## CHALLENGE
No images are to be carried over; print all other material exactly as it stands.

## EXTRACTED INFORMATION

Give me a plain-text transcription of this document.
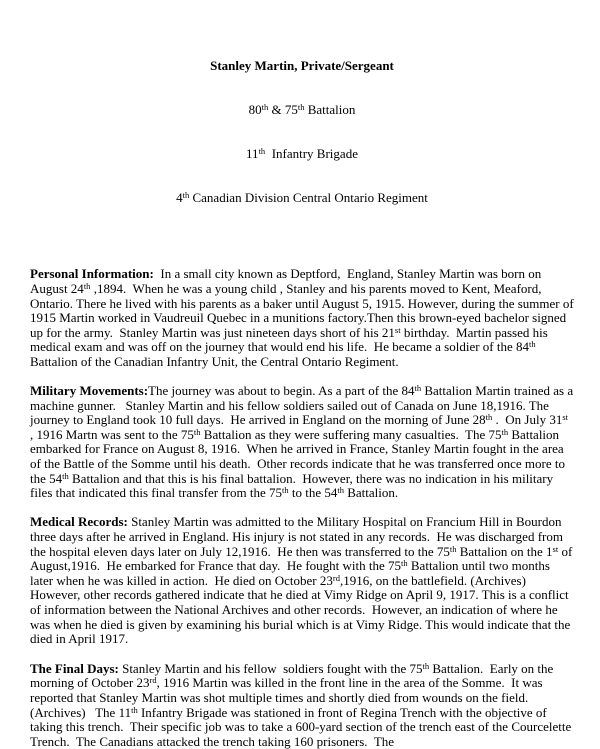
Stanley Martin, Private/Sergeant

80th & 75th Battalion

11th  Infantry Brigade

4th Canadian Division Central Ontario Regiment

Personal Information:  In a small city known as Deptford,  England, Stanley Martin was born on August 24th ,1894.  When he was a young child , Stanley and his parents moved to Kent, Meaford, Ontario. There he lived with his parents as a baker until August 5, 1915. However, during the summer of 1915 Martin worked in Vaudreuil Quebec in a munitions factory.Then this brown-eyed bachelor signed up for the army.  Stanley Martin was just nineteen days short of his 21st birthday.  Martin passed his medical exam and was off on the journey that would end his life.  He became a soldier of the 84th Battalion of the Canadian Infantry Unit, the Central Ontario Regiment.

Military Movements:The journey was about to begin. As a part of the 84th Battalion Martin trained as a machine gunner.   Stanley Martin and his fellow soldiers sailed out of Canada on June 18,1916. The journey to England took 10 full days.  He arrived in England on the morning of June 28th .  On July 31st , 1916 Martn was sent to the 75th Battalion as they were suffering many casualties.  The 75th Battalion embarked for France on August 8, 1916.  When he arrived in France, Stanley Martin fought in the area of the Battle of the Somme until his death.  Other records indicate that he was transferred once more to the 54th Battalion and that this is his final battalion.  However, there was no indication in his military files that indicated this final transfer from the 75th to the 54th Battalion.

Medical Records: Stanley Martin was admitted to the Military Hospital on Francium Hill in Bourdon three days after he arrived in England. His injury is not stated in any records.  He was discharged from the hospital eleven days later on July 12,1916.  He then was transferred to the 75th Battalion on the 1st of August,1916.  He embarked for France that day.  He fought with the 75th Battalion until two months later when he was killed in action.  He died on October 23rd,1916, on the battlefield. (Archives)  However, other records gathered indicate that he died at Vimy Ridge on April 9, 1917. This is a conflict of information between the National Archives and other records.  However, an indication of where he was when he died is given by examining his burial which is at Vimy Ridge. This would indicate that the died in April 1917.

The Final Days: Stanley Martin and his fellow  soldiers fought with the 75th Battalion.  Early on the morning of October 23rd, 1916 Martin was killed in the front line in the area of the Somme.  It was reported that Stanley Martin was shot multiple times and shortly died from wounds on the field. (Archives)   The 11th Infantry Brigade was stationed in front of Regina Trench with the objective of taking this trench.  Their specific job was to take a 600-yard section of the trench east of the Courcelette Trench.  The Canadians attacked the trench taking 160 prisoners.  The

## CORRECT ANSWER
Give me a plain-text transcription of this document.
Stanley Martin, Private/Sergeant

80th & 75th Battalion

11th  Infantry Brigade

4th Canadian Division Central Ontario Regiment

Personal Information:  In a small city known as Deptford,  England, Stanley Martin was born on August 24th ,1894.  When he was a young child , Stanley and his parents moved to Kent, Meaford, Ontario. There he lived with his parents as a baker until August 5, 1915. However, during the summer of 1915 Martin worked in Vaudreuil Quebec in a munitions factory.Then this brown-eyed bachelor signed up for the army.  Stanley Martin was just nineteen days short of his 21st birthday.  Martin passed his medical exam and was off on the journey that would end his life.  He became a soldier of the 84th Battalion of the Canadian Infantry Unit, the Central Ontario Regiment.

Military Movements:The journey was about to begin. As a part of the 84th Battalion Martin trained as a machine gunner.   Stanley Martin and his fellow soldiers sailed out of Canada on June 18,1916. The journey to England took 10 full days.  He arrived in England on the morning of June 28th .  On July 31st , 1916 Martn was sent to the 75th Battalion as they were suffering many casualties.  The 75th Battalion embarked for France on August 8, 1916.  When he arrived in France, Stanley Martin fought in the area of the Battle of the Somme until his death.  Other records indicate that he was transferred once more to the 54th Battalion and that this is his final battalion.  However, there was no indication in his military files that indicated this final transfer from the 75th to the 54th Battalion.

Medical Records: Stanley Martin was admitted to the Military Hospital on Francium Hill in Bourdon three days after he arrived in England. His injury is not stated in any records.  He was discharged from the hospital eleven days later on July 12,1916.  He then was transferred to the 75th Battalion on the 1st of August,1916.  He embarked for France that day.  He fought with the 75th Battalion until two months later when he was killed in action.  He died on October 23rd,1916, on the battlefield. (Archives)  However, other records gathered indicate that he died at Vimy Ridge on April 9, 1917. This is a conflict of information between the National Archives and other records.  However, an indication of where he was when he died is given by examining his burial which is at Vimy Ridge. This would indicate that the died in April 1917.

The Final Days: Stanley Martin and his fellow  soldiers fought with the 75th Battalion.  Early on the morning of October 23rd, 1916 Martin was killed in the front line in the area of the Somme.  It was reported that Stanley Martin was shot multiple times and shortly died from wounds on the field. (Archives)   The 11th Infantry Brigade was stationed in front of Regina Trench with the objective of taking this trench.  Their specific job was to take a 600-yard section of the trench east of the Courcelette Trench.  The Canadians attacked the trench taking 160 prisoners.  The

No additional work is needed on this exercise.